### TO DO
Quote the full listing word for word.

* Begin DATA SHOWN *

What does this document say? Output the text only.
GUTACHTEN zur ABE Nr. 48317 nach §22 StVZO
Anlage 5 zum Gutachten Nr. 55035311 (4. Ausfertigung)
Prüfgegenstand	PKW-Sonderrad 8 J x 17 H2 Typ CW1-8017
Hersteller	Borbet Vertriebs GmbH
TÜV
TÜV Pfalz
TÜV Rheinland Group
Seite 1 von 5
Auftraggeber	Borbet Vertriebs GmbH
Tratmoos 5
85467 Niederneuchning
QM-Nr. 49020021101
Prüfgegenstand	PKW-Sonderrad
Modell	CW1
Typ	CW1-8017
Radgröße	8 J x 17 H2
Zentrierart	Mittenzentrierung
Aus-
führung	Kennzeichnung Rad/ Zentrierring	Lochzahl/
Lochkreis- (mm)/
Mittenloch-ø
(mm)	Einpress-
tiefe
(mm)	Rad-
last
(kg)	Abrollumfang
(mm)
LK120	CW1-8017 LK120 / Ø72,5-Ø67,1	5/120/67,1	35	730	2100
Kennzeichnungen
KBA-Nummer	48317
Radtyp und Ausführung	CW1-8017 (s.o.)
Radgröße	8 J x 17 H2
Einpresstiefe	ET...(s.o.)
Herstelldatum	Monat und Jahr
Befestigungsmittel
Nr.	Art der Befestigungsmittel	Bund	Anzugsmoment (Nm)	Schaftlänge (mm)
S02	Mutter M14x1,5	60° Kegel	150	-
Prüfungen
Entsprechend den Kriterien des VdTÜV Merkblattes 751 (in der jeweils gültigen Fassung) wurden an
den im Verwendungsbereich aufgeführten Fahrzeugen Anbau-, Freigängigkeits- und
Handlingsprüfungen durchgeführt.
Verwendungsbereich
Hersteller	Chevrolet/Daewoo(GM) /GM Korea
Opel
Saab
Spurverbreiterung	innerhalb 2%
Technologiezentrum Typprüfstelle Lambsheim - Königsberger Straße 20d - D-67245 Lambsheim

* End DATA SHOWN *

### WORKED ANSWER
What does this document say? Output the text only.
GUTACHTEN zur ABE Nr. 48317 nach §22 StVZO
Anlage 5 zum Gutachten Nr. 55035311 (4. Ausfertigung)
Prüfgegenstand	PKW-Sonderrad 8 J x 17 H2 Typ CW1-8017
Hersteller	Borbet Vertriebs GmbH
TÜV
TÜV Pfalz
TÜV Rheinland Group
Seite 1 von 5
Auftraggeber	Borbet Vertriebs GmbH
Tratmoos 5
85467 Niederneuchning
QM-Nr. 49020021101
Prüfgegenstand	PKW-Sonderrad
Modell	CW1
Typ	CW1-8017
Radgröße	8 J x 17 H2
Zentrierart	Mittenzentrierung
Aus-
führung	Kennzeichnung Rad/ Zentrierring	Lochzahl/
Lochkreis- (mm)/
Mittenloch-ø
(mm)	Einpress-
tiefe
(mm)	Rad-
last
(kg)	Abrollumfang
(mm)
LK120	CW1-8017 LK120 / Ø72,5-Ø67,1	5/120/67,1	35	730	2100
Kennzeichnungen
KBA-Nummer	48317
Radtyp und Ausführung	CW1-8017 (s.o.)
Radgröße	8 J x 17 H2
Einpresstiefe	ET...(s.o.)
Herstelldatum	Monat und Jahr
Befestigungsmittel
Nr.	Art der Befestigungsmittel	Bund	Anzugsmoment (Nm)	Schaftlänge (mm)
S02	Mutter M14x1,5	60° Kegel	150	-
Prüfungen
Entsprechend den Kriterien des VdTÜV Merkblattes 751 (in der jeweils gültigen Fassung) wurden an
den im Verwendungsbereich aufgeführten Fahrzeugen Anbau-, Freigängigkeits- und
Handlingsprüfungen durchgeführt.
Verwendungsbereich
Hersteller	Chevrolet/Daewoo(GM) /GM Korea
Opel
Saab
Spurverbreiterung	innerhalb 2%
Technologiezentrum Typprüfstelle Lambsheim - Königsberger Straße 20d - D-67245 Lambsheim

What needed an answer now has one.